Fragmento de página
----------------------------------------

La Taberna de Viavélez dio en la diana. Los últimos años dibujan un perfil claro del cliente madrileño: no desprecia la creatividad, pero ha de haber mucha de ésta para olvidarse de que el producto esté presente; exige un buen servicio, es conservador siempre que alguien no derribe de una patada la puerta para demostrar que lo que hace de verdad merece la pena. Al igual que los buenos equipos de fútbol se construyen desde la defensa, Paco Ron fortificó su casa desde la tradición y el producto. Con el tiempo llegó la confianza y con él la alta cocina creativa, cuyo único límite será el pequeño espacio que dispone para los fogones en la planta de abajo.

Yo quiero fusión, de la internacional y de la de aquí cerca. Fusión asturiana de la que disfruta este Madrid, duro, arisco, en el que, gracias a sitios como éste, vivo más feliz.

Restaurante - Taberna Viavélez
Calle General Perón, 10 (Madrid)

----------------------------------------

Tareas
A. Enumera los rasgos del cliente madrileño que se mencionan en el texto sobre la Taberna de Viavélez.
B. Según el texto sobre la Taberna de Viavélez, ¿qué será el único límite de su alta cocina creativa?
C. Sigue escribiendo el texto sobre la Taberna de Viavélez a partir de donde termina.

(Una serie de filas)

----------------------------------------

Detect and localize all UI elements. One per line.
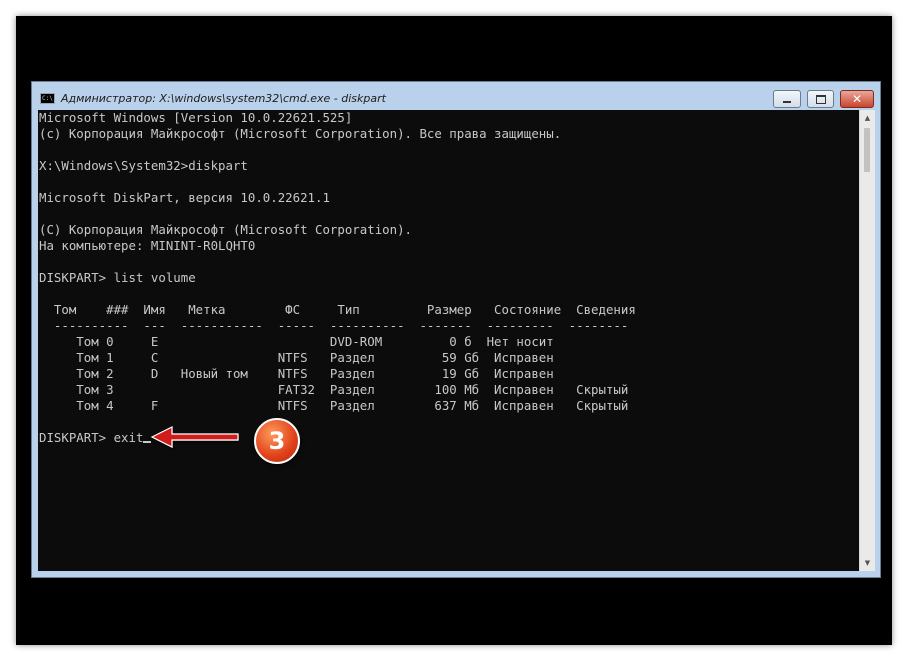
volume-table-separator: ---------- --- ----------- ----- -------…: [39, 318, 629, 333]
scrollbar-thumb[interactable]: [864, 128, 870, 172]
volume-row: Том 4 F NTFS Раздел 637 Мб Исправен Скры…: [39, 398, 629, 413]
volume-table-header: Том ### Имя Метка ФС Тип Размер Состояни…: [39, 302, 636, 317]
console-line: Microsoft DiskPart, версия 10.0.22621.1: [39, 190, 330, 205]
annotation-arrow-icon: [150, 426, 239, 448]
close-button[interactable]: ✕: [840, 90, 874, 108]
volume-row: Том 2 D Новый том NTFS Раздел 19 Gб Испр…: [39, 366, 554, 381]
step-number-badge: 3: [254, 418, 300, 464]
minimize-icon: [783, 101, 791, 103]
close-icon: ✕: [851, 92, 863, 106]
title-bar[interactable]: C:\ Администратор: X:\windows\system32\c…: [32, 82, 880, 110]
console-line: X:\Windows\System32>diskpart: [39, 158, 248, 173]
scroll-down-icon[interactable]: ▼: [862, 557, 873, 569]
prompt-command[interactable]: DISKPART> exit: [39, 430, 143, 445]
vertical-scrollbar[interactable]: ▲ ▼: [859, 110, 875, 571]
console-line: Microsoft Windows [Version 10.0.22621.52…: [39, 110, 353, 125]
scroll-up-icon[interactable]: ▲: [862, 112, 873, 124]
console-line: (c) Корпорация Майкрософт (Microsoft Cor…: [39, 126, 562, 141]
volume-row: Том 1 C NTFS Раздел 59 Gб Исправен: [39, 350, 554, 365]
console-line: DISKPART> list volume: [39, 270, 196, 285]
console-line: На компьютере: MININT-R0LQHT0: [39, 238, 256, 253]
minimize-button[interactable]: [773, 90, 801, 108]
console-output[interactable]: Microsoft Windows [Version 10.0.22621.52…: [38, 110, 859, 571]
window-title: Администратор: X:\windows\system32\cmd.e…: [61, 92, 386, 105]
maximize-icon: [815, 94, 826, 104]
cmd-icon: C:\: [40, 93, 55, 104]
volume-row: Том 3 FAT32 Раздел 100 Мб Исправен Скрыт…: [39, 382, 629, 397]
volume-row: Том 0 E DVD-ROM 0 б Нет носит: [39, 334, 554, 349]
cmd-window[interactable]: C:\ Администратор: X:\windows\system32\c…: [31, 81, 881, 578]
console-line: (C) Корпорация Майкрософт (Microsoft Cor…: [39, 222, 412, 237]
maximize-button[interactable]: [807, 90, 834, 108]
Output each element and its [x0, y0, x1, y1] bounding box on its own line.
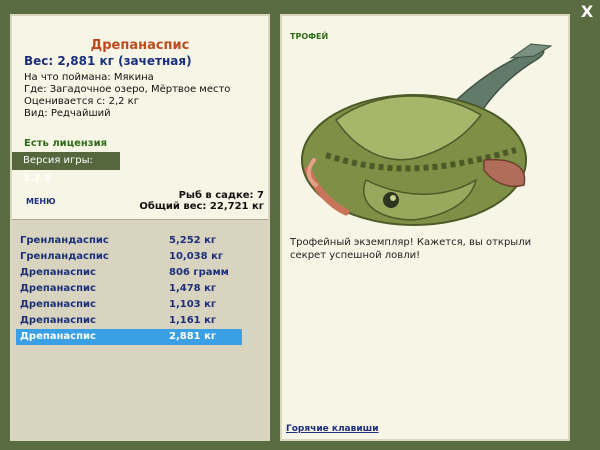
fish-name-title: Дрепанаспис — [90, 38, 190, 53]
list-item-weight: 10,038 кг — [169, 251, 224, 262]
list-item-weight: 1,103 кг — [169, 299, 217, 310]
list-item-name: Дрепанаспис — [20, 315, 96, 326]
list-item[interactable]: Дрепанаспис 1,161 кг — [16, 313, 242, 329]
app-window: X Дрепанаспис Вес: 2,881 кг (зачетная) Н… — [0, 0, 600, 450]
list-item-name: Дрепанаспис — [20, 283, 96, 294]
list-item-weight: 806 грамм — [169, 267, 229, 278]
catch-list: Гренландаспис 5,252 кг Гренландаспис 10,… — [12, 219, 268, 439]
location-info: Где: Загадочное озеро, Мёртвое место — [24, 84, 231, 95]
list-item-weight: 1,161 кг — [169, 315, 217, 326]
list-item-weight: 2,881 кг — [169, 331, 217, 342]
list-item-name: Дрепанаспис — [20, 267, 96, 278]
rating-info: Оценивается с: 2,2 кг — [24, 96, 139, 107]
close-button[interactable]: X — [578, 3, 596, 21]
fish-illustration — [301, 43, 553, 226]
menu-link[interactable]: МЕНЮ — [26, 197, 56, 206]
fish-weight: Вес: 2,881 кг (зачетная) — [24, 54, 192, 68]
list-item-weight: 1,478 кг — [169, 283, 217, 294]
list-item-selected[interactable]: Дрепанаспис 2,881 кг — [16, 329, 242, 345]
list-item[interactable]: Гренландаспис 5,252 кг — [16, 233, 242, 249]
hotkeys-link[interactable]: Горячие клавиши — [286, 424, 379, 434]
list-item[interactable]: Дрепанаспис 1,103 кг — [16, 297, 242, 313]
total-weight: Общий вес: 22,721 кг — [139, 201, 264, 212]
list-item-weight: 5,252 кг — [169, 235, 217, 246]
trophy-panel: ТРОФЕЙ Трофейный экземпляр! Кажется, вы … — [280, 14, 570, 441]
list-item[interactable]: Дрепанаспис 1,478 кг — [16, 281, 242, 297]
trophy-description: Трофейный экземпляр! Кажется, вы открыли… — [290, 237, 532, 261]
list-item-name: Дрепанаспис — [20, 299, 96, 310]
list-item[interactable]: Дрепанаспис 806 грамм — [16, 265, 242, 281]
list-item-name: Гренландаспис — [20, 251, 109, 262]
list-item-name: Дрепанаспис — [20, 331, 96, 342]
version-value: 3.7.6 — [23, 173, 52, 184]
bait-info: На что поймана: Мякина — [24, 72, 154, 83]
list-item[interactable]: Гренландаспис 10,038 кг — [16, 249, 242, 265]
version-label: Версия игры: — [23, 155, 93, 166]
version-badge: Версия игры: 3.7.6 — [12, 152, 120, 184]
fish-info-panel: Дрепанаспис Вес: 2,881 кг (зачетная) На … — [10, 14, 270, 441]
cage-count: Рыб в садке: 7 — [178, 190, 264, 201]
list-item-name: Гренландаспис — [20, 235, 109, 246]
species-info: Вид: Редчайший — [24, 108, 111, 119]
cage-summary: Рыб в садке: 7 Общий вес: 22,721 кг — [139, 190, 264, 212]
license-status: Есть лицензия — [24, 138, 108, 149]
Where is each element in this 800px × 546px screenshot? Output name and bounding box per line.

----------------------------------------

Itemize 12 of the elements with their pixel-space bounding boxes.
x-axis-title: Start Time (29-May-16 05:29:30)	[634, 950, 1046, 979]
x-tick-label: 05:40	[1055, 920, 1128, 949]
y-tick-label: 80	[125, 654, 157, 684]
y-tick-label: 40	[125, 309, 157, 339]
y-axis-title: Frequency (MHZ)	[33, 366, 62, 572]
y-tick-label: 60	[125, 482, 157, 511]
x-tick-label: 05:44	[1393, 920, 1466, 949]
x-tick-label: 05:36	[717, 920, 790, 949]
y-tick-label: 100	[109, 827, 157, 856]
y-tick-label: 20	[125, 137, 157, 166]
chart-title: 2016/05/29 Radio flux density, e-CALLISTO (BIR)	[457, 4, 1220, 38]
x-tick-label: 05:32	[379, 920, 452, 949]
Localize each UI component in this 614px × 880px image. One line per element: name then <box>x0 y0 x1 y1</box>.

----------------------------------------

Respuestas
A.
- No desprecia la creatividad, pero tiene que haber mucha para que olvide la ausencia del producto.
- Exige un buen servicio.
- Es conservador, salvo que alguien demuestre con fuerza que lo que hace de verdad merece la pena.

B. El pequeño espacio del que dispone para los fogones en la planta de abajo.

C.
Tlf: 915 799 539

5/5/09

Jean Georges


“¿A qué planta van señores?” El ascensorista cubano del Tiffany’s nos sonríe con una mezcla de socarronería y amabilidad. “¿La tercera? La más popular entre el público”. En efecto, en la tercera planta venden la plata, casi lo único que en esta tienda puedo comprar con el límite de mi tarjeta de crédito, es el hueco que la tienda reserva a sus clientes más modestos, su línea de pret a porter. Estos cien metros son el sostén económico del resto de las plantas y por ello, el trato a sus clientes es preferencial y personalizado, tanto como unos metros más arriba. Mientras los primeros clientes desperezan a los dependientes, los rayos de sol, burlan a los rascacielos y se cuelan por las ventanas de la joyería, enfocando joyas de película allá donde explotan. Por el camino van dejando un rastro de polvo en suspensión, la luz de las diez de la mañana al final de la Quinta Avenida.

Unas decenas de euros más pobre, recorro los pocos cientos de metros que llevan hasta el Hotel Internacional Trump, situado en la esquina suroeste del parque, pisandouna alfombra de flores de almendro en el Central Park. En su interior se encuentra el restaurante Jean Georges, galardonado con tres estrellas michelín. Su propietario, Jean Georges Vongerichten, nacido en Alsacia, gestiona un puñado de restaurantes aquí y allá; Boston, Nueva York, Londres, Las Vegas, bares, bistrots y alta cocina. En el manual de instrucciones de su cocina se puede leer “cocina mediterránea con influencias asiáticas”, estamos ante uno de los pioneros en la fusión thai, un concepto que igual arrasa hoy Madrid que bullió en Nueva York hace veinte años, cuando abrió el restaurante Vong, la que fue la llave de su éxito.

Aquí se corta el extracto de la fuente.